_GIVEN EXERCISE_
State only how many lines contain the string "ATAPI".

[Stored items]
--*--

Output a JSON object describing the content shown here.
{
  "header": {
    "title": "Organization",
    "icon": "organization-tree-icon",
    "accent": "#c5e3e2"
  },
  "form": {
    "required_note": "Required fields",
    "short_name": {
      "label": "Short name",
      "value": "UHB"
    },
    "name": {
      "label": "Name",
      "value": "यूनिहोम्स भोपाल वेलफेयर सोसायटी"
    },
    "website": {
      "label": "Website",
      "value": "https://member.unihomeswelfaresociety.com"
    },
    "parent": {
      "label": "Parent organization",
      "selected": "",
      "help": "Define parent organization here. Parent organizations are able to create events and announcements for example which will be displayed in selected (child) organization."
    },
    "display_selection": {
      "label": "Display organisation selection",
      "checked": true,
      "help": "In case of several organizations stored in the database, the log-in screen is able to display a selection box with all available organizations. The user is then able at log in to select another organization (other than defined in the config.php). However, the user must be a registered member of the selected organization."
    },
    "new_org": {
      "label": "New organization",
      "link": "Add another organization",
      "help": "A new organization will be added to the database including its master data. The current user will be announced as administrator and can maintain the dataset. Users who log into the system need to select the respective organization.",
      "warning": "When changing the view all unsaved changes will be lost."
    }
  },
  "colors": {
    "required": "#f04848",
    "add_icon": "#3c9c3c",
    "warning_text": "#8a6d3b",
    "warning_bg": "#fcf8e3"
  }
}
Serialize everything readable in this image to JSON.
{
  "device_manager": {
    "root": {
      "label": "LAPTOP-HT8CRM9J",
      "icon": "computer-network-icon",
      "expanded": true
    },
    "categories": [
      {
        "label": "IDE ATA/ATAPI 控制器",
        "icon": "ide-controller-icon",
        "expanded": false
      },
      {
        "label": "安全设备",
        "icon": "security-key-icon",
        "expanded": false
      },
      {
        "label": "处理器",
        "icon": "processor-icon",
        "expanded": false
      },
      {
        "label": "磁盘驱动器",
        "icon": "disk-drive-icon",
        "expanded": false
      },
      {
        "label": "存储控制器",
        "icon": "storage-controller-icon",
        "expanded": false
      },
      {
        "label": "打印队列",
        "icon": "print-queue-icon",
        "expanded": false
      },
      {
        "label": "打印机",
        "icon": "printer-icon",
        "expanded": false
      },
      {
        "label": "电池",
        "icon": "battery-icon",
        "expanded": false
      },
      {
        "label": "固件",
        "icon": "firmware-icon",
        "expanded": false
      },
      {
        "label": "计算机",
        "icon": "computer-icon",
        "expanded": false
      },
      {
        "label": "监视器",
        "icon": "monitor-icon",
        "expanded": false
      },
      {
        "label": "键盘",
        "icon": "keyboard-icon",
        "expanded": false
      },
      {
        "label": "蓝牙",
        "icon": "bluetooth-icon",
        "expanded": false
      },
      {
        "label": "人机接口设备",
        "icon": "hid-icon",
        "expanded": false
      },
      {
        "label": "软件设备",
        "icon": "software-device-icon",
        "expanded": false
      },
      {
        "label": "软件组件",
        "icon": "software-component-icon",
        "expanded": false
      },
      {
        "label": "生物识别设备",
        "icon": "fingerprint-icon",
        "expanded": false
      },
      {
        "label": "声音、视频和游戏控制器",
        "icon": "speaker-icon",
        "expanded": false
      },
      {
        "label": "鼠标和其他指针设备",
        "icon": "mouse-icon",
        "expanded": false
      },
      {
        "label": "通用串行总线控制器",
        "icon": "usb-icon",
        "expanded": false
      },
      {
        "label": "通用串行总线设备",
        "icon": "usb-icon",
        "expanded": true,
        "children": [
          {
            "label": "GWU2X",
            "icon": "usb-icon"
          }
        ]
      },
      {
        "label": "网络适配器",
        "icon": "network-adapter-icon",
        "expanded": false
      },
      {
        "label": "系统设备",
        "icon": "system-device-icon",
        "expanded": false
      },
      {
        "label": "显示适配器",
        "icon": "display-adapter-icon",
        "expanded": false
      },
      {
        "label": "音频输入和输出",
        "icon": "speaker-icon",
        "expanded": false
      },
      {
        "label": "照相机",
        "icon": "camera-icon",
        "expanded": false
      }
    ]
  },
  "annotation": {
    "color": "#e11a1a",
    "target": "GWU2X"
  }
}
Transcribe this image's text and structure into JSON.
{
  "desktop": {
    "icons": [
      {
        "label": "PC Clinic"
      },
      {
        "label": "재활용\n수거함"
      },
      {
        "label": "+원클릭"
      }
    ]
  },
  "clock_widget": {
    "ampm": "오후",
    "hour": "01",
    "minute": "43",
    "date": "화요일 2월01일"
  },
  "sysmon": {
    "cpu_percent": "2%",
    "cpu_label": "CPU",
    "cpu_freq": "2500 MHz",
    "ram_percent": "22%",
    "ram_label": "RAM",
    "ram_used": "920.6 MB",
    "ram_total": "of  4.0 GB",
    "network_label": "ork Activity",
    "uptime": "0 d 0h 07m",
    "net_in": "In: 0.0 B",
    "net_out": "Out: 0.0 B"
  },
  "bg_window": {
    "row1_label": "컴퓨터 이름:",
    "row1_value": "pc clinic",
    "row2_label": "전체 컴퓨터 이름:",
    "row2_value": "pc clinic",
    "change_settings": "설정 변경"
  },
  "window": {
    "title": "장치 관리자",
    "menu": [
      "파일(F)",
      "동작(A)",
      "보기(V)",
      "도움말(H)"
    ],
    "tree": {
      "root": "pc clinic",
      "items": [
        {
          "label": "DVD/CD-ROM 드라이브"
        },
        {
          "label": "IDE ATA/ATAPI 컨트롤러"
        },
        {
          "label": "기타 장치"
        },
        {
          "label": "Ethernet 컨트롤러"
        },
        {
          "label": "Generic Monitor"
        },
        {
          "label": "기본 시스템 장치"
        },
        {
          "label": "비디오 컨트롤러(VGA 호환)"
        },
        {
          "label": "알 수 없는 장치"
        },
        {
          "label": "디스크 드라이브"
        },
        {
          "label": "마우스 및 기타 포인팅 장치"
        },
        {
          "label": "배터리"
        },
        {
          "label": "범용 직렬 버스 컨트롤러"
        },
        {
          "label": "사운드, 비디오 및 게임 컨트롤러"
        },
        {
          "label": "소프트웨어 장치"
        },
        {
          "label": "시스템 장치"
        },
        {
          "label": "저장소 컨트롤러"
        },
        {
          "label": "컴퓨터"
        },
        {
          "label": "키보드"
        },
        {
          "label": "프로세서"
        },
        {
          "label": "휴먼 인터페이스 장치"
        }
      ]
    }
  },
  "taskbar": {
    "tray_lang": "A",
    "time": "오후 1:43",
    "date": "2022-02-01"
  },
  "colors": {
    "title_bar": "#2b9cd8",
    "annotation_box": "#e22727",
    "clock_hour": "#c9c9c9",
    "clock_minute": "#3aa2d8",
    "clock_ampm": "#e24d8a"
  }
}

--*--

_EXERCISE SOLUTION_
2